— Goal —
Write out the records word for word, with no pictures.

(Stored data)
○ ○ ○ ○ ○ ○ ○

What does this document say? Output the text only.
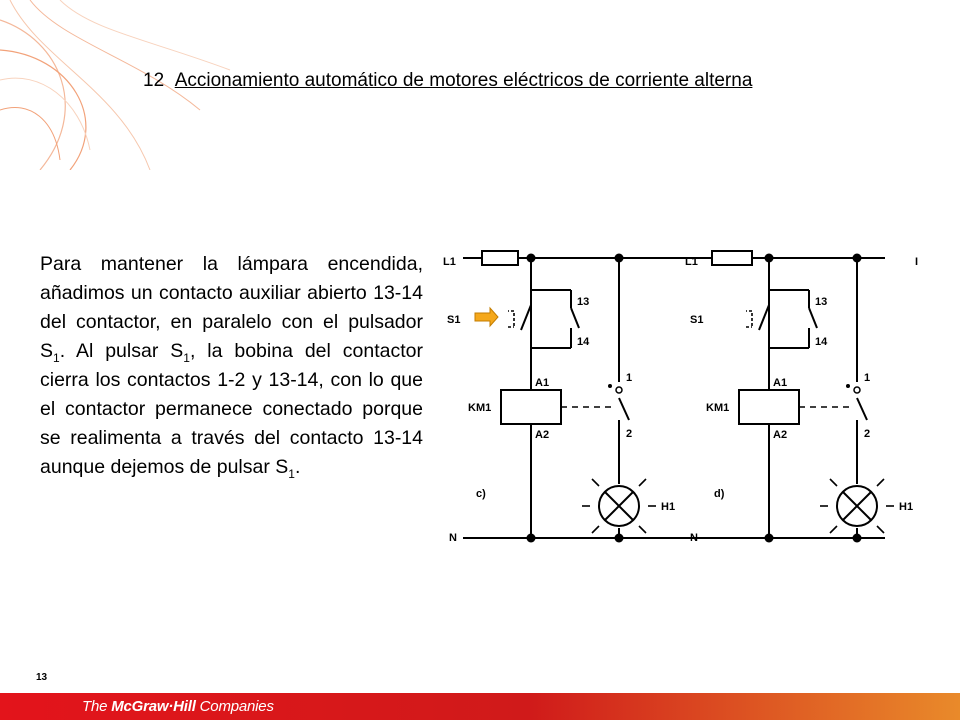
12 Accionamiento automático de motores eléctricos de corriente alterna
Para mantener la lámpara encendida, añadimos un contacto auxiliar abierto 13-14 del contactor, en paralelo con el pulsador $S_1$. Al pulsar $S_1$, la bobina del contactor cierra los contactos 1-2 y 13-14, con lo que el contactor permanece conectado porque se realimenta a través del contacto 13-14 aunque dejemos de pulsar $S_1$.
L1
S1
13
14
A1
KM1
A2
1
2
H1
c)
N
L1
S1
13
14
A1
KM1
A2
1
2
H1
d)
N
I
13
The McGraw·Hill Companies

○ ○ ○ ○ ○ ○ ○

— Output for this task —
What does this document say? Output the text only.
12 Accionamiento automático de motores eléctricos de corriente alterna
Para mantener la lámpara encendida, añadimos un contacto auxiliar abierto 13-14 del contactor, en paralelo con el pulsador $S_1$. Al pulsar $S_1$, la bobina del contactor cierra los contactos 1-2 y 13-14, con lo que el contactor permanece conectado porque se realimenta a través del contacto 13-14 aunque dejemos de pulsar $S_1$.
L1
S1
13
14
A1
KM1
A2
1
2
H1
c)
N
L1
S1
13
14
A1
KM1
A2
1
2
H1
d)
N
I
13
The McGraw·Hill Companies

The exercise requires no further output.